Instruction -
Repeat each line exactly as it is written.

Material shown -
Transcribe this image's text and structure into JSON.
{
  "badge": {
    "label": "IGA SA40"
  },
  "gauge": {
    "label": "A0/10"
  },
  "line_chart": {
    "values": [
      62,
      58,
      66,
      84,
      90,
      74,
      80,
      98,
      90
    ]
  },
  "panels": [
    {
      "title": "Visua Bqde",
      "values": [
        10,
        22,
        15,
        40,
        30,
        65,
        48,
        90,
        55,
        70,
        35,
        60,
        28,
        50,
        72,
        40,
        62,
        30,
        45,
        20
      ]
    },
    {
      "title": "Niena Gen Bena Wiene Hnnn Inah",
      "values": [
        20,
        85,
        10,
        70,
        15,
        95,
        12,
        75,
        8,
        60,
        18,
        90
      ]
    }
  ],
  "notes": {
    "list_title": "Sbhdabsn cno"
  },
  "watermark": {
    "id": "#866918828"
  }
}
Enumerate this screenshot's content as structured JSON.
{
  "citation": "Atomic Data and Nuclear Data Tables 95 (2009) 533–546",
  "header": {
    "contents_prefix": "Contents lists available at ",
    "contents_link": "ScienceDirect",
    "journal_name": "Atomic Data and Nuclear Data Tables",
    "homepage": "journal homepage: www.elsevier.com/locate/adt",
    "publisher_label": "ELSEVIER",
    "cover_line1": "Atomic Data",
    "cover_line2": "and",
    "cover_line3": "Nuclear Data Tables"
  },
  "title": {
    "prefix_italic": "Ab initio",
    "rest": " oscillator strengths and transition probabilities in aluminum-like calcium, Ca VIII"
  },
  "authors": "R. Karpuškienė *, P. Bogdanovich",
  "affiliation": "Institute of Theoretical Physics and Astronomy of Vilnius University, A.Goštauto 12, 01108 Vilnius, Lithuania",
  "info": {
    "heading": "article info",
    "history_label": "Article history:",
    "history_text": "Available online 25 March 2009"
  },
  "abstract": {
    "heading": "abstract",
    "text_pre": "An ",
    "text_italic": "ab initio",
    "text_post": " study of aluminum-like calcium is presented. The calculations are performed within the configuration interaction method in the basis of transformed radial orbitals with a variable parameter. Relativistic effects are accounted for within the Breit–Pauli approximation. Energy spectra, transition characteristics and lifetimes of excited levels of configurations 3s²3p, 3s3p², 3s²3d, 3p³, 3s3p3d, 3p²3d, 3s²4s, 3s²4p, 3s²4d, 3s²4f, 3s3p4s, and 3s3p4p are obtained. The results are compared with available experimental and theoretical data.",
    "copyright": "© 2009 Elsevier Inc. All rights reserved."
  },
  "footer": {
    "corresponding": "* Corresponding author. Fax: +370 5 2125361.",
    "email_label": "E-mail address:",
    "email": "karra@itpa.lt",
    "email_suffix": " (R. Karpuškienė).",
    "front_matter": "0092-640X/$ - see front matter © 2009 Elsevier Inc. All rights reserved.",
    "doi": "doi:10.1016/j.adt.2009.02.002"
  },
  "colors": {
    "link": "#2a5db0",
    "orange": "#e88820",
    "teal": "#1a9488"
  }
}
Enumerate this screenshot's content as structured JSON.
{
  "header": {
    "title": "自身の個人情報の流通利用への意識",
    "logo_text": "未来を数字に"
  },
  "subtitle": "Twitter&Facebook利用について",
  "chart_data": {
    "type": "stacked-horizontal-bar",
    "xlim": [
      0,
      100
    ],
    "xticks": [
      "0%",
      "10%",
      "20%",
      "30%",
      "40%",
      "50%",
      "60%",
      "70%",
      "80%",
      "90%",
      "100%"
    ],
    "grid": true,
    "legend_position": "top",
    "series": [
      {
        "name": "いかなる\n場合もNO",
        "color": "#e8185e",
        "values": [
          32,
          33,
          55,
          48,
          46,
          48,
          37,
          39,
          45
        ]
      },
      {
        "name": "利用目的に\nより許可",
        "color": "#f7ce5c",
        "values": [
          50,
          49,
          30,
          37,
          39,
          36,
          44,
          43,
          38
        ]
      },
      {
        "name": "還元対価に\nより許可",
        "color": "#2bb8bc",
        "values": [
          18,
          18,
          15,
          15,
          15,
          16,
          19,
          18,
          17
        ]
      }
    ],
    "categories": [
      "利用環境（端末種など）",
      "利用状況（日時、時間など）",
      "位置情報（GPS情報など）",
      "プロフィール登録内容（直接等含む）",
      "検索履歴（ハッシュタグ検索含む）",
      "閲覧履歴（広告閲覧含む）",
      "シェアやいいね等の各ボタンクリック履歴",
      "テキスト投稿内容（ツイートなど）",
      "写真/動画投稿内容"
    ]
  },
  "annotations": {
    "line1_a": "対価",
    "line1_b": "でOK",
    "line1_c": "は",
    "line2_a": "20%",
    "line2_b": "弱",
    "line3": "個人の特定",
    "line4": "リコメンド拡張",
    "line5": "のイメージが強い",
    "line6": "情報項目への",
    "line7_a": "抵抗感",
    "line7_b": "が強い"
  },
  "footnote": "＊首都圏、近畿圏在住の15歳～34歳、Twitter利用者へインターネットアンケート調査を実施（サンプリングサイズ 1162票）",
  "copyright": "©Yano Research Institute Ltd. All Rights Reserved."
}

Reply -
Transcribe this image's text and structure into JSON.
{
  "badge": {
    "label": "IGA SA40"
  },
  "gauge": {
    "label": "A0/10"
  },
  "line_chart": {
    "values": [
      62,
      58,
      66,
      84,
      90,
      74,
      80,
      98,
      90
    ]
  },
  "panels": [
    {
      "title": "Visua Bqde",
      "values": [
        10,
        22,
        15,
        40,
        30,
        65,
        48,
        90,
        55,
        70,
        35,
        60,
        28,
        50,
        72,
        40,
        62,
        30,
        45,
        20
      ]
    },
    {
      "title": "Niena Gen Bena Wiene Hnnn Inah",
      "values": [
        20,
        85,
        10,
        70,
        15,
        95,
        12,
        75,
        8,
        60,
        18,
        90
      ]
    }
  ],
  "notes": {
    "list_title": "Sbhdabsn cno"
  },
  "watermark": {
    "id": "#866918828"
  }
}
Enumerate this screenshot's content as structured JSON.
{
  "citation": "Atomic Data and Nuclear Data Tables 95 (2009) 533–546",
  "header": {
    "contents_prefix": "Contents lists available at ",
    "contents_link": "ScienceDirect",
    "journal_name": "Atomic Data and Nuclear Data Tables",
    "homepage": "journal homepage: www.elsevier.com/locate/adt",
    "publisher_label": "ELSEVIER",
    "cover_line1": "Atomic Data",
    "cover_line2": "and",
    "cover_line3": "Nuclear Data Tables"
  },
  "title": {
    "prefix_italic": "Ab initio",
    "rest": " oscillator strengths and transition probabilities in aluminum-like calcium, Ca VIII"
  },
  "authors": "R. Karpuškienė *, P. Bogdanovich",
  "affiliation": "Institute of Theoretical Physics and Astronomy of Vilnius University, A.Goštauto 12, 01108 Vilnius, Lithuania",
  "info": {
    "heading": "article info",
    "history_label": "Article history:",
    "history_text": "Available online 25 March 2009"
  },
  "abstract": {
    "heading": "abstract",
    "text_pre": "An ",
    "text_italic": "ab initio",
    "text_post": " study of aluminum-like calcium is presented. The calculations are performed within the configuration interaction method in the basis of transformed radial orbitals with a variable parameter. Relativistic effects are accounted for within the Breit–Pauli approximation. Energy spectra, transition characteristics and lifetimes of excited levels of configurations 3s²3p, 3s3p², 3s²3d, 3p³, 3s3p3d, 3p²3d, 3s²4s, 3s²4p, 3s²4d, 3s²4f, 3s3p4s, and 3s3p4p are obtained. The results are compared with available experimental and theoretical data.",
    "copyright": "© 2009 Elsevier Inc. All rights reserved."
  },
  "footer": {
    "corresponding": "* Corresponding author. Fax: +370 5 2125361.",
    "email_label": "E-mail address:",
    "email": "karra@itpa.lt",
    "email_suffix": " (R. Karpuškienė).",
    "front_matter": "0092-640X/$ - see front matter © 2009 Elsevier Inc. All rights reserved.",
    "doi": "doi:10.1016/j.adt.2009.02.002"
  },
  "colors": {
    "link": "#2a5db0",
    "orange": "#e88820",
    "teal": "#1a9488"
  }
}
Enumerate this screenshot's content as structured JSON.
{
  "header": {
    "title": "自身の個人情報の流通利用への意識",
    "logo_text": "未来を数字に"
  },
  "subtitle": "Twitter&Facebook利用について",
  "chart_data": {
    "type": "stacked-horizontal-bar",
    "xlim": [
      0,
      100
    ],
    "xticks": [
      "0%",
      "10%",
      "20%",
      "30%",
      "40%",
      "50%",
      "60%",
      "70%",
      "80%",
      "90%",
      "100%"
    ],
    "grid": true,
    "legend_position": "top",
    "series": [
      {
        "name": "いかなる\n場合もNO",
        "color": "#e8185e",
        "values": [
          32,
          33,
          55,
          48,
          46,
          48,
          37,
          39,
          45
        ]
      },
      {
        "name": "利用目的に\nより許可",
        "color": "#f7ce5c",
        "values": [
          50,
          49,
          30,
          37,
          39,
          36,
          44,
          43,
          38
        ]
      },
      {
        "name": "還元対価に\nより許可",
        "color": "#2bb8bc",
        "values": [
          18,
          18,
          15,
          15,
          15,
          16,
          19,
          18,
          17
        ]
      }
    ],
    "categories": [
      "利用環境（端末種など）",
      "利用状況（日時、時間など）",
      "位置情報（GPS情報など）",
      "プロフィール登録内容（直接等含む）",
      "検索履歴（ハッシュタグ検索含む）",
      "閲覧履歴（広告閲覧含む）",
      "シェアやいいね等の各ボタンクリック履歴",
      "テキスト投稿内容（ツイートなど）",
      "写真/動画投稿内容"
    ]
  },
  "annotations": {
    "line1_a": "対価",
    "line1_b": "でOK",
    "line1_c": "は",
    "line2_a": "20%",
    "line2_b": "弱",
    "line3": "個人の特定",
    "line4": "リコメンド拡張",
    "line5": "のイメージが強い",
    "line6": "情報項目への",
    "line7_a": "抵抗感",
    "line7_b": "が強い"
  },
  "footnote": "＊首都圏、近畿圏在住の15歳～34歳、Twitter利用者へインターネットアンケート調査を実施（サンプリングサイズ 1162票）",
  "copyright": "©Yano Research Institute Ltd. All Rights Reserved."
}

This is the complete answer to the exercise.